Copy every line of the data that contains the string "name".

** begin **

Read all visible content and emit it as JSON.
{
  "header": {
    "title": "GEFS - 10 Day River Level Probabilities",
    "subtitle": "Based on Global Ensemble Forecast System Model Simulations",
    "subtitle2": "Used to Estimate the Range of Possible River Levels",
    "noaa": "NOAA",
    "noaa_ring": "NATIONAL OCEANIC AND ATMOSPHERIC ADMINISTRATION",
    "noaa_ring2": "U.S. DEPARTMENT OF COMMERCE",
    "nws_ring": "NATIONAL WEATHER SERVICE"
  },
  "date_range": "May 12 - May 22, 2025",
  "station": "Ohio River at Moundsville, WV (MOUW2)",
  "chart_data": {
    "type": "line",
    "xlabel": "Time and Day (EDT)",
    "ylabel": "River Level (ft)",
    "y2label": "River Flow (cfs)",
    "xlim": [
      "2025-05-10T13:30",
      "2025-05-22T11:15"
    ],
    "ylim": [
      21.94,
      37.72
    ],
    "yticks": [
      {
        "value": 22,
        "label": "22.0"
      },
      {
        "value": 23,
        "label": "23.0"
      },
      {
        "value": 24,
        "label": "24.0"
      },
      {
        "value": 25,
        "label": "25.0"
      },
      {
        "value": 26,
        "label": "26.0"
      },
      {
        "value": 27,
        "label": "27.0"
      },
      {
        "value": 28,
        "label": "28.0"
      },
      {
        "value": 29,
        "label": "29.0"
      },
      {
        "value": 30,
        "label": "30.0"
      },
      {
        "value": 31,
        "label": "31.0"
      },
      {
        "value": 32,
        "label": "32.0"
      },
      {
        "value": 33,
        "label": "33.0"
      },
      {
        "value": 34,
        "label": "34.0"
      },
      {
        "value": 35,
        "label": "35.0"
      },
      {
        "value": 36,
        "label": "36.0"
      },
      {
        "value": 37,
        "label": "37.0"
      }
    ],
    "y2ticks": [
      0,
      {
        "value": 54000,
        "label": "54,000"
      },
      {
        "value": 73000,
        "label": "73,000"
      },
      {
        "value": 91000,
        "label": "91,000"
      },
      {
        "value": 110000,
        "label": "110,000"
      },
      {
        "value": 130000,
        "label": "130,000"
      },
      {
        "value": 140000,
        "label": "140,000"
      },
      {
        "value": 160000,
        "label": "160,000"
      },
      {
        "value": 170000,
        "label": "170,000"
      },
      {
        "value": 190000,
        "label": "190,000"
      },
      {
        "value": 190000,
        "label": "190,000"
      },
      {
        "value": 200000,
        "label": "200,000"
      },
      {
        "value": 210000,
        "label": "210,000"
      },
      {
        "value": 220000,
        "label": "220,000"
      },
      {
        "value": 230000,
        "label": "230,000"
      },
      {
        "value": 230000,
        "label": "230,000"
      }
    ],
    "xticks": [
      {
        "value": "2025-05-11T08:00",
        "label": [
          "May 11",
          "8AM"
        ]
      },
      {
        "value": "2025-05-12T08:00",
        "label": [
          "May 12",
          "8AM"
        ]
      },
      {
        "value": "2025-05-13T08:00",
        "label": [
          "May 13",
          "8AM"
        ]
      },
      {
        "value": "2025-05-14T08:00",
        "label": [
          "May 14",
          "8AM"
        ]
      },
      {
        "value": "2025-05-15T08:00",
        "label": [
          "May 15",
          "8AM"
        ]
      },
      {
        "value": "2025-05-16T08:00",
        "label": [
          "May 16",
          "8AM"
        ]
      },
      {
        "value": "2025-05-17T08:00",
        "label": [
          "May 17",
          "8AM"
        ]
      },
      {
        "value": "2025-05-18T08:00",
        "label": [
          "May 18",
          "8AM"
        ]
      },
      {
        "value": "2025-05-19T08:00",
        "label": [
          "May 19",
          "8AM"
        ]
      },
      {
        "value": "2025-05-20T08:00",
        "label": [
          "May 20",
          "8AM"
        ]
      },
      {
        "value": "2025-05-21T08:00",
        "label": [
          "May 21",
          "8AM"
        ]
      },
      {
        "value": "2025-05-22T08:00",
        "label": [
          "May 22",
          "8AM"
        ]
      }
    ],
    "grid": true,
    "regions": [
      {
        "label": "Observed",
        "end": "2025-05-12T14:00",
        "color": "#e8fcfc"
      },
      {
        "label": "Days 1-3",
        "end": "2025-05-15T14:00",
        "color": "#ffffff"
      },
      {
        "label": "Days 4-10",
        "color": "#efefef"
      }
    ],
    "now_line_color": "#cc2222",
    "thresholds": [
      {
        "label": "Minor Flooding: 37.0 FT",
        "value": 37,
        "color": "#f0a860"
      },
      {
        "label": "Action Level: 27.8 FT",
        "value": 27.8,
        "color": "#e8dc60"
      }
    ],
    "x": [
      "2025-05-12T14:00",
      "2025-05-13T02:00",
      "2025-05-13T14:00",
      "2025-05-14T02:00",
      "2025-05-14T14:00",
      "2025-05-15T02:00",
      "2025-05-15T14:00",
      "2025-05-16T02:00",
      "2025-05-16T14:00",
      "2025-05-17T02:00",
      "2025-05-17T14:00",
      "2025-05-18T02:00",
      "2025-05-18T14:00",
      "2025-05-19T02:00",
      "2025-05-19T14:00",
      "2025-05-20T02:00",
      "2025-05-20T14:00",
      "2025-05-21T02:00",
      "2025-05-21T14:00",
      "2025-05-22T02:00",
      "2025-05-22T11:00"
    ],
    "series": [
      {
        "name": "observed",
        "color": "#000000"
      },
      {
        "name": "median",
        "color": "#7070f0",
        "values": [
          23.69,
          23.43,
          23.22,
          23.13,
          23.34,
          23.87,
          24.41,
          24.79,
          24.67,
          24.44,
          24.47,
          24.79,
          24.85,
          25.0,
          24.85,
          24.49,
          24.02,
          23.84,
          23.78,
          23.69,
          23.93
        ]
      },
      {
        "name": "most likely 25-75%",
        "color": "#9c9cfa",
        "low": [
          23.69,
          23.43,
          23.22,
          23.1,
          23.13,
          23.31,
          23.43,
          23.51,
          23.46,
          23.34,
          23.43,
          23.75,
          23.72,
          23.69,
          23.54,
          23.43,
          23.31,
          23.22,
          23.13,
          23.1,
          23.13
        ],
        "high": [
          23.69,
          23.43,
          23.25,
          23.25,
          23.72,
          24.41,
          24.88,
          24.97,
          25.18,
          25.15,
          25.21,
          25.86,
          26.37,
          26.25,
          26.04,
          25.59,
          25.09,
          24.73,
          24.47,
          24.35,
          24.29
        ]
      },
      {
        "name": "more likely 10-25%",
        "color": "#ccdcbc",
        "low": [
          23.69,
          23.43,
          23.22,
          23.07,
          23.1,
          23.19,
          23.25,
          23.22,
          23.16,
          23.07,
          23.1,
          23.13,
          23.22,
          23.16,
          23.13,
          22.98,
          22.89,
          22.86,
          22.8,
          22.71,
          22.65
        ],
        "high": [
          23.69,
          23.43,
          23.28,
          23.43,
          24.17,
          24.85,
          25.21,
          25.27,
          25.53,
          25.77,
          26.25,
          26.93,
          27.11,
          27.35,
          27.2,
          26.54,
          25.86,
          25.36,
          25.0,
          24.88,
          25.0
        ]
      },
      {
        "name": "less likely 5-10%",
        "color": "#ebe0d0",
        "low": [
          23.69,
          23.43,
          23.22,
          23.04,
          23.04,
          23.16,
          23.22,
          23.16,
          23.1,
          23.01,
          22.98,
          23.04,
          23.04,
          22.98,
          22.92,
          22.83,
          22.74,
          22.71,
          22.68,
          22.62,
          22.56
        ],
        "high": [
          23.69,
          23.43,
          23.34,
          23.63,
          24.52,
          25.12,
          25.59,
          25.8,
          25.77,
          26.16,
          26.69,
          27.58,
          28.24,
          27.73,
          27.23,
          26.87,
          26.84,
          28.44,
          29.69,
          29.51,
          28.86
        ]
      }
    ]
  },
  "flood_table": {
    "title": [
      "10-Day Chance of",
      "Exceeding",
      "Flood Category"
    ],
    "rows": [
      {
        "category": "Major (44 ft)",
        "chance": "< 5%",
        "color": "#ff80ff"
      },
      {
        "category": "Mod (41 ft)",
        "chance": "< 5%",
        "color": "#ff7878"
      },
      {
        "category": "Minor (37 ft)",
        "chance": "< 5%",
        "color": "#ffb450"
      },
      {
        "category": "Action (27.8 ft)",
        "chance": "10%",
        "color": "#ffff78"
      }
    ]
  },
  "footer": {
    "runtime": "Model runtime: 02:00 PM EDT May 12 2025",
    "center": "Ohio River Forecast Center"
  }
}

** end **

■ Written reply
        "name": "observed",
        "name": "median",
        "name": "most likely 25-75%",
        "name": "more likely 10-25%",
        "name": "less likely 5-10%",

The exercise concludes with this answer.